What is needed
Count, in the entries below, the lines in which "subtitle" occurs. Give the number, nothing more.
......
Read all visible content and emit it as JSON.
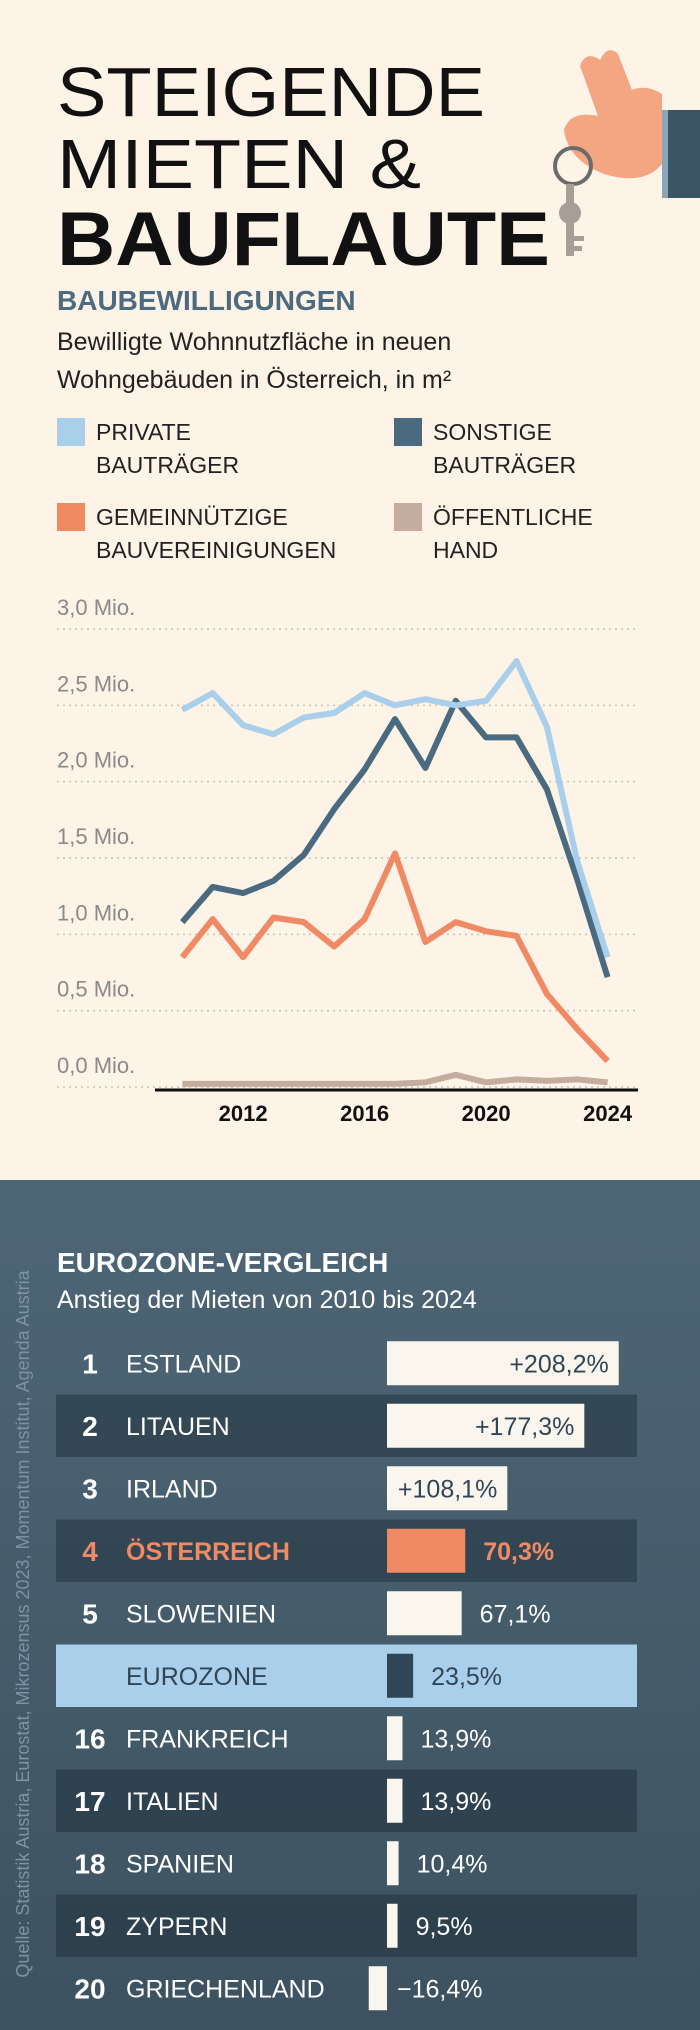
{
  "header": {
    "title": [
      "STEIGENDE",
      "MIETEN &",
      "BAUFLAUTE"
    ]
  },
  "source": "Quelle: Statistik Austria, Eurostat, Mikrozensus 2023, Momentum Institut, Agenda Austria",
  "chart_data": [
    {
      "type": "line",
      "title": "BAUBEWILLIGUNGEN",
      "subtitle": [
        "Bewilligte Wohnnutzfläche in neuen",
        "Wohngebäuden in Österreich, in m²"
      ],
      "x": [
        2010,
        2011,
        2012,
        2013,
        2014,
        2015,
        2016,
        2017,
        2018,
        2019,
        2020,
        2021,
        2022,
        2023,
        2024
      ],
      "series": [
        {
          "name": "PRIVATE BAUTRÄGER",
          "color": "#a9cfea",
          "values": [
            2.47,
            2.58,
            2.37,
            2.31,
            2.42,
            2.45,
            2.58,
            2.5,
            2.54,
            2.5,
            2.53,
            2.79,
            2.36,
            1.48,
            0.85
          ]
        },
        {
          "name": "SONSTIGE BAUTRÄGER",
          "color": "#4a6a80",
          "values": [
            1.08,
            1.31,
            1.27,
            1.35,
            1.52,
            1.82,
            2.08,
            2.41,
            2.09,
            2.53,
            2.29,
            2.29,
            1.95,
            1.36,
            0.72
          ]
        },
        {
          "name": "GEMEINNÜTZIGE BAUVEREINIGUNGEN",
          "color": "#f08a64",
          "values": [
            0.85,
            1.1,
            0.85,
            1.11,
            1.08,
            0.92,
            1.1,
            1.53,
            0.95,
            1.08,
            1.02,
            0.99,
            0.61,
            0.38,
            0.17
          ]
        },
        {
          "name": "ÖFFENTLICHE HAND",
          "color": "#c4ad9e",
          "values": [
            0.02,
            0.02,
            0.02,
            0.02,
            0.02,
            0.02,
            0.02,
            0.02,
            0.03,
            0.08,
            0.03,
            0.05,
            0.04,
            0.05,
            0.03
          ]
        }
      ],
      "xlim": [
        2009.1,
        2025
      ],
      "xticks": [
        2012,
        2016,
        2020,
        2024
      ],
      "ylim": [
        0,
        3.0
      ],
      "yticks": [
        {
          "value": 0,
          "label": "0,0 Mio."
        },
        {
          "value": 0.5,
          "label": "0,5 Mio."
        },
        {
          "value": 1.0,
          "label": "1,0 Mio."
        },
        {
          "value": 1.5,
          "label": "1,5 Mio."
        },
        {
          "value": 2.0,
          "label": "2,0 Mio."
        },
        {
          "value": 2.5,
          "label": "2,5 Mio."
        },
        {
          "value": 3.0,
          "label": "3,0 Mio."
        }
      ],
      "grid": true
    },
    {
      "type": "bar",
      "orientation": "horizontal",
      "title": "EUROZONE-VERGLEICH",
      "subtitle": "Anstieg der Mieten von 2010 bis 2024",
      "ranks": [
        "1",
        "2",
        "3",
        "4",
        "5",
        null,
        "16",
        "17",
        "18",
        "19",
        "20"
      ],
      "categories": [
        "ESTLAND",
        "LITAUEN",
        "IRLAND",
        "ÖSTERREICH",
        "SLOWENIEN",
        "EUROZONE",
        "FRANKREICH",
        "ITALIEN",
        "SPANIEN",
        "ZYPERN",
        "GRIECHENLAND"
      ],
      "values": [
        208.2,
        177.3,
        108.1,
        70.3,
        67.1,
        23.5,
        13.9,
        13.9,
        10.4,
        9.5,
        -16.4
      ],
      "value_labels": [
        "+208,2%",
        "+177,3%",
        "+108,1%",
        "70,3%",
        "67,1%",
        "23,5%",
        "13,9%",
        "13,9%",
        "10,4%",
        "9,5%",
        "−16,4%"
      ],
      "bar_colors": [
        "#faf6ee",
        "#faf6ee",
        "#faf6ee",
        "#f08a64",
        "#faf6ee",
        "#2f4656",
        "#faf6ee",
        "#faf6ee",
        "#faf6ee",
        "#faf6ee",
        "#faf6ee"
      ],
      "label_colors": [
        "#ffffff",
        "#ffffff",
        "#ffffff",
        "#f08a64",
        "#ffffff",
        "#2f4656",
        "#ffffff",
        "#ffffff",
        "#ffffff",
        "#ffffff",
        "#ffffff"
      ],
      "row_colors": [
        "rgba(0,0,0,0)",
        "rgba(20,35,45,0.4)",
        "rgba(0,0,0,0)",
        "rgba(20,35,45,0.4)",
        "rgba(0,0,0,0)",
        "#a9cfea",
        "rgba(0,0,0,0)",
        "rgba(20,35,45,0.4)",
        "rgba(0,0,0,0)",
        "rgba(20,35,45,0.4)",
        "rgba(0,0,0,0)"
      ]
    }
  ]
}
......
Response to the exercise
2